THE TASK :: Return each line containing "Удобреніе".

DATA LINES ::
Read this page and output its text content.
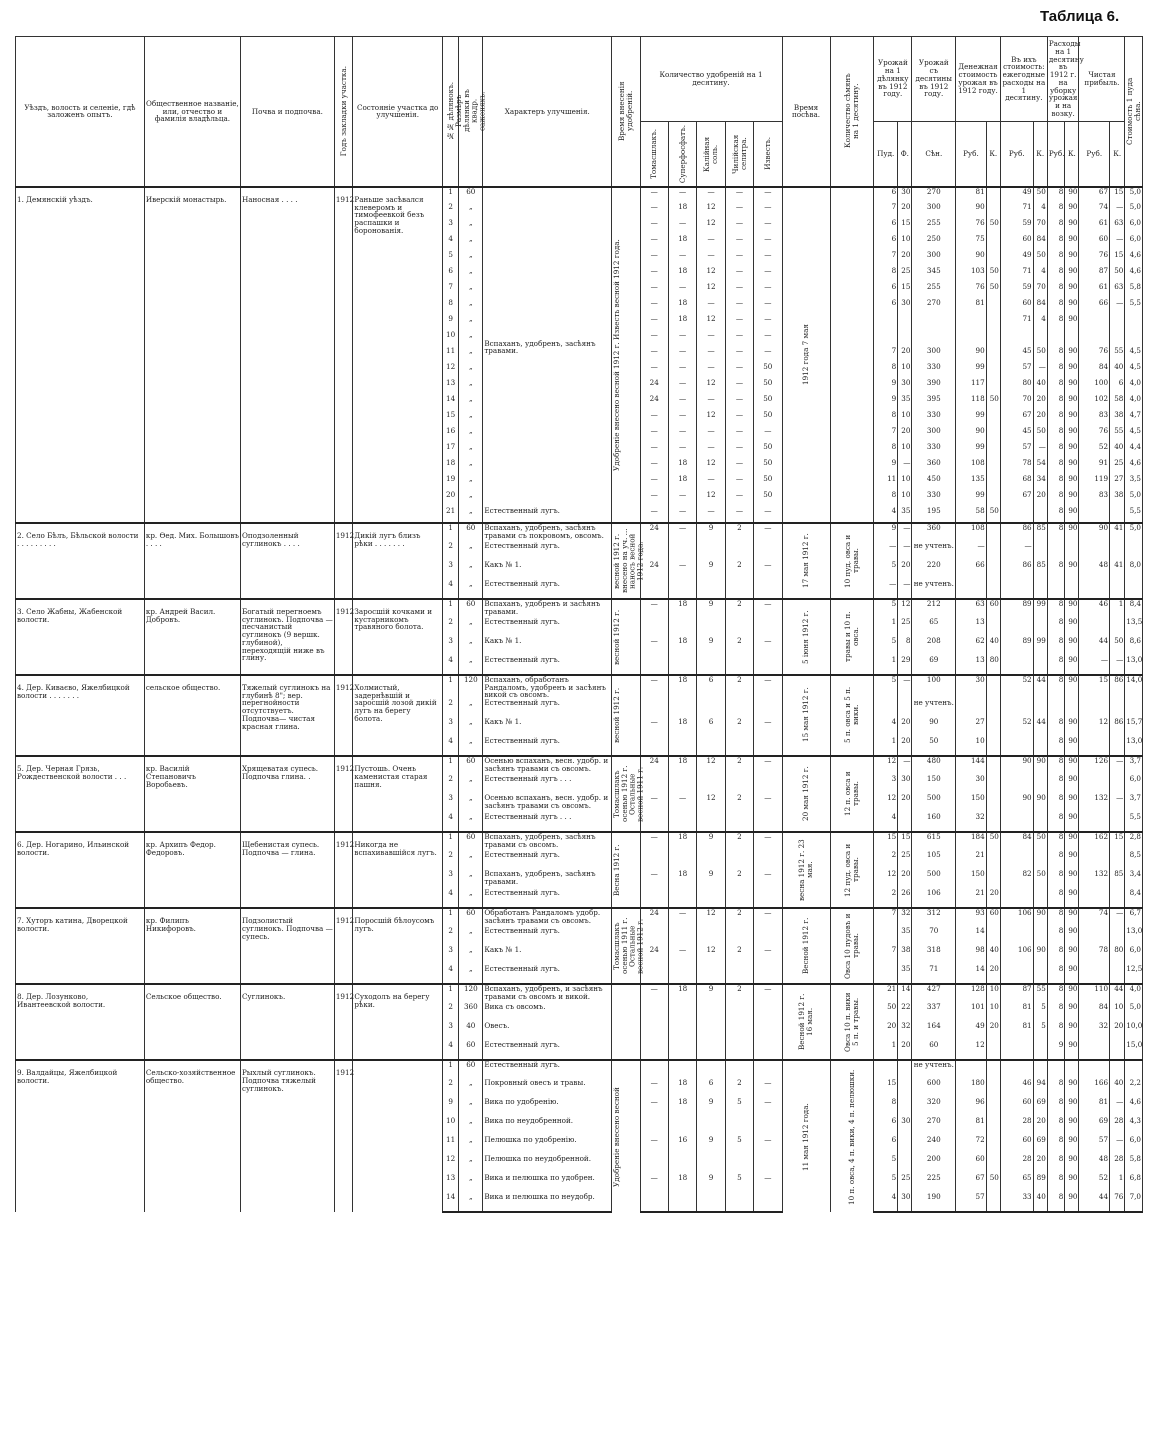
Таблица 6.
Уѣздъ, волость и селеніе, гдѣ заложенъ опытъ.	Общественное названіе, или, отчество и фамилія владѣльца.	Почва и подпочва.	Годъ закладки участка.	Состояніе участка до улучшенія.	№№ дѣлянокъ.	Размѣръ дѣлянки въ квадр. саженяхъ.	Характеръ улучшенія.	Время внесенія удобреній.	Количество удобреній на 1 десятину.					Время посѣва.	Количество сѣмянъ на 1 десятину.	Урожай на 1 дѣлянку въ 1912 году.		Урожай съ десятины въ 1912 году.	Денежная стоимость урожая въ 1912 году.		Въ ихъ стоимость: ежегодные расходы на 1 десятину.		Расходы на 1 десятину въ 1912 г. на уборку урожая и на возку.		Чистая прибыль.		Стоимость 1 пуда сѣна.

									Томасшлакъ.	Суперфосфатъ.	Калійная соль.	Чилійская селитра.	Известь.			Пуд.	Ф.	Сѣн.	Руб.	К.	Руб.	К.	Руб.	К.	Руб.	К.	
1. Демянскій уѣздъ.	Иверскій монастырь.	Наносная . . . .	1912	Раньше засѣвался клеверомъ и тимофеевкой безъ распашки и боронованія.	1	60	Вспаханъ, удобренъ, засѣянъ травами.	Удобреніе внесено весной 1912 г. Известь весной 1912 года.	—	—	—	—	—	1912 года 7 мая		6	30	270	81		49	50	8	90	67	15	5,0
					2	„			—	18	12	—	—			7	20	300	90		71	4	8	90	74	—	5,0
					3	„			—	—	12	—	—			6	15	255	76	50	59	70	8	90	61	63	6,0
					4	„			—	18	—	—	—			6	10	250	75		60	84	8	90	60	—	6,0
					5	„			—	—	—	—	—			7	20	300	90		49	50	8	90	76	15	4,6
					6	„			—	18	12	—	—			8	25	345	103	50	71	4	8	90	87	50	4,6
					7	„			—	—	12	—	—			6	15	255	76	50	59	70	8	90	61	63	5,8
					8	„			—	18	—	—	—			6	30	270	81		60	84	8	90	66	—	5,5
					9	„			—	18	12	—	—								71	4	8	90			
					10	„			—	—	—	—	—														
					11	„			—	—	—	—	—			7	20	300	90		45	50	8	90	76	55	4,5
					12	„			—	—	—	—	50			8	10	330	99		57	—	8	90	84	40	4,5
					13	„			24	—	12	—	50			9	30	390	117		80	40	8	90	100	6	4,0
					14	„			24	—	—	—	50			9	35	395	118	50	70	20	8	90	102	58	4,0
					15	„			—	—	12	—	50			8	10	330	99		67	20	8	90	83	38	4,7
					16	„			—	—	—	—	—			7	20	300	90		45	50	8	90	76	55	4,5
					17	„			—	—	—	—	50			8	10	330	99		57	—	8	90	52	40	4,4
					18	„			—	18	12	—	50			9	—	360	108		78	54	8	90	91	25	4,6
					19	„			—	18	—	—	50			11	10	450	135		68	34	8	90	119	27	3,5
					20	„			—	—	12	—	50			8	10	330	99		67	20	8	90	83	38	5,0
					21	„	Естественный лугъ.		—	—	—	—	—			4	35	195	58	50			8	90			5,5
2. Село Бѣлъ, Бѣльской волости . . . . . . . . .	кр. Өед. Мих. Болышовъ . . . .	Оподзоленный суглинокъ . . . .	1912	Дикій лугъ близъ рѣки . . . . . . .	1	60	Вспаханъ, удобренъ, засѣянъ травами съ покровомъ, овсомъ.	весной 1912 г. внесено на уч. ... наносъ весной 1912 года.	24	—	9	2	—	17 мая 1912 г.	10 пуд. овса и травы.	9	—	360	108		86	85	8	90	90	41	5,0
					2	„	Естественный лугъ.									—	—	не учтенъ.	—		—						
					3	„	Какъ № 1.		24	—	9	2	—			5	20	220	66		86	85	8	90	48	41	8,0
					4	„	Естественный лугъ.									—	—	не учтенъ.									
3. Село Жабны, Жабенской волости.	кр. Андрей Васил. Добровъ.	Богатый перегноемъ суглинокъ. Подпочва — песчанистый суглинокъ (9 вершк. глубиной), переходящій ниже въ глину.	1912	Заросшій кочками и кустарникомъ травяного болота.	1	60	Вспаханъ, удобренъ и засѣянъ травами.	весной 1912 г.	—	18	9	2	—	5 іюня 1912 г.	травы и 10 п. овса.	5	12	212	63	60	89	99	8	90	46	1	8,4
					2	„	Естественный лугъ.									1	25	65	13				8	90			13,5
					3	„	Какъ № 1.		—	18	9	2	—			5	8	208	62	40	89	99	8	90	44	50	8,6
					4	„	Естественный лугъ.									1	29	69	13	80			8	90	—	—	13,0
4. Дер. Киваєво, Яжелбицкой волости . . . . . . .	сельское общество.	Тяжелый суглинокъ на глубинѣ 8"; вер. перегнойности отсутствуетъ. Подпочва— чистая красная глина.	1912	Холмистый, задернѣвшій и заросшій лозой дикій лугъ на берегу болота.	1	120	Вспаханъ, обработанъ Рандаломъ, удобренъ и засѣянъ викой съ овсомъ.	весной 1912 г.	—	18	6	2	—	15 мая 1912 г.	5 п. овса и 5 п. вики.	5	—	100	30		52	44	8	90	15	86	14,0
					2	„	Естественный лугъ.											не учтенъ.									
					3	„	Какъ № 1.		—	18	6	2	—			4	20	90	27		52	44	8	90	12	86	15,7
					4	„	Естественный лугъ.									1	20	50	10				8	90			13,0
5. Дер. Черная Грязь, Рождественской волости . . .	кр. Василій Степановичъ Воробьевъ.	Хрящеватая супесь. Подпочва глина. .	1912	Пустошь. Очень каменистая старая пашня.	1	60	Осенью вспаханъ, весн. удобр. и засѣянъ травами съ овсомъ.	Томасшлакъ осенью 1912 г. Остальные весной 1911 г.	24	18	12	2	—	20 мая 1912 г.	12 п. овса и травы.	12	—	480	144		90	90	8	90	126	—	3,7
					2	„	Естественный лугъ . . .									3	30	150	30				8	90			6,0
					3	„	Осенью вспаханъ, весн. удобр. и засѣянъ травами съ овсомъ.		—	—	12	2	—			12	20	500	150		90	90	8	90	132	—	3,7
					4	„	Естественный лугъ . . .									4		160	32				8	90			5,5
6. Дер. Ногарино, Ильинской волости.	кр. Архипъ Федор. Федоровъ.	Щебенистая супесь. Подпочва — глина.	1912	Никогда не вспахивавшійся лугъ.	1	60	Вспаханъ, удобренъ, засѣянъ травами съ овсомъ.	Весна 1912 г.	—	18	9	2	—	весна 1912 г. 23 мая.	12 пуд. овса и травы.	15	15	615	184	50	84	50	8	90	162	15	2,8
					2	„	Естественный лугъ.									2	25	105	21				8	90			8,5
					3	„	Вспаханъ, удобренъ, засѣянъ травами.		—	18	9	2	—			12	20	500	150		82	50	8	90	132	85	3,4
					4	„	Естественный лугъ.									2	26	106	21	20			8	90			8,4
7. Хуторъ катина, Дворецкой волости.	кр. Филипъ Никифоровъ.	Подзолистый суглинокъ. Подпочва — супесь.	1912	Поросшій бѣлоусомъ лугъ.	1	60	Обработанъ Рандаломъ удобр. засѣянъ травами съ овсомъ.	Томасшлакъ осенью 1911 г. Остальные весной 1912 г.	24	—	12	2	—	Весной 1912 г.	Овса 10 пудовъ и травы.	7	32	312	93	60	106	90	8	90	74	—	6,7
					2	„	Естественный лугъ.										35	70	14				8	90			13,0
					3	„	Какъ № 1.		24	—	12	2	—			7	38	318	98	40	106	90	8	90	78	80	6,0
					4	„	Естественный лугъ.										35	71	14	20			8	90			12,5
8. Дер. Лозунково, Ивантеевской волости.	Сельское общество.	Суглинокъ.	1912	Суходолъ на берегу рѣки.	1	120	Вспаханъ, удобренъ, и засѣянъ травами съ овсомъ и викой.		—	18	9	2	—	Весной 1912 г. 16 мая.	Овса 10 п. вики 5 п. и травы.	21	14	427	128	10	87	55	8	90	110	44	4,0
					2	360	Вика съ овсомъ.									50	22	337	101	10	81	5	8	90	84	10	5,0
					3	40	Овесъ.									20	32	164	49	20	81	5	8	90	32	20	10,0
					4	60	Естественный лугъ.									1	20	60	12				9	90			15,0
9. Валдайцы, Яжелбицкой волости.	Сельско-хозяйственное общество.	Рыхлый суглинокъ. Подпочва тяжелый суглинокъ.	1912		1	60	Естественный лугъ.	Удобреніе внесено весной						11 мая 1912 года.	10 п. овса, 4 п. вики, 4 п. пелюшки.			не учтенъ.									
					2	„	Покровный овесъ и травы.		—	18	6	2	—			15		600	180		46	94	8	90	166	40	2,2
					9	„	Вика по удобренію.		—	18	9	5	—			8		320	96		60	69	8	90	81	—	4,6
					10	„	Вика по неудобренной.									6	30	270	81		28	20	8	90	69	28	4,3
					11	„	Пелюшка по удобренію.		—	16	9	5	—			6		240	72		60	69	8	90	57	—	6,0
					12	„	Пелюшка по неудобренной.									5		200	60		28	20	8	90	48	28	5,8
					13	„	Вика и пелюшка по удобрен.		—	18	9	5	—			5	25	225	67	50	65	89	8	90	52	1	6,8
					14	„	Вика и пелюшка по неудобр.									4	30	190	57		33	40	8	90	44	76	7,0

REPLY TO THE TASK ::
1. Демянскій уѣздъ.	Иверскій монастырь.	Наносная . . . .	1912	Раньше засѣвался клеверомъ и тимофеевкой безъ распашки и боронованія.	1	60	Вспаханъ, удобренъ, засѣянъ травами.	Удобреніе внесено весной 1912 г. Известь весной 1912 года.	—	—	—	—	—	1912 года 7 мая		6	30	270	81		49	50	8	90	67	15	5,0
9. Валдайцы, Яжелбицкой волости.	Сельско-хозяйственное общество.	Рыхлый суглинокъ. Подпочва тяжелый суглинокъ.	1912		1	60	Естественный лугъ.	Удобреніе внесено весной						11 мая 1912 года.	10 п. овса, 4 п. вики, 4 п. пелюшки.			не учтенъ.									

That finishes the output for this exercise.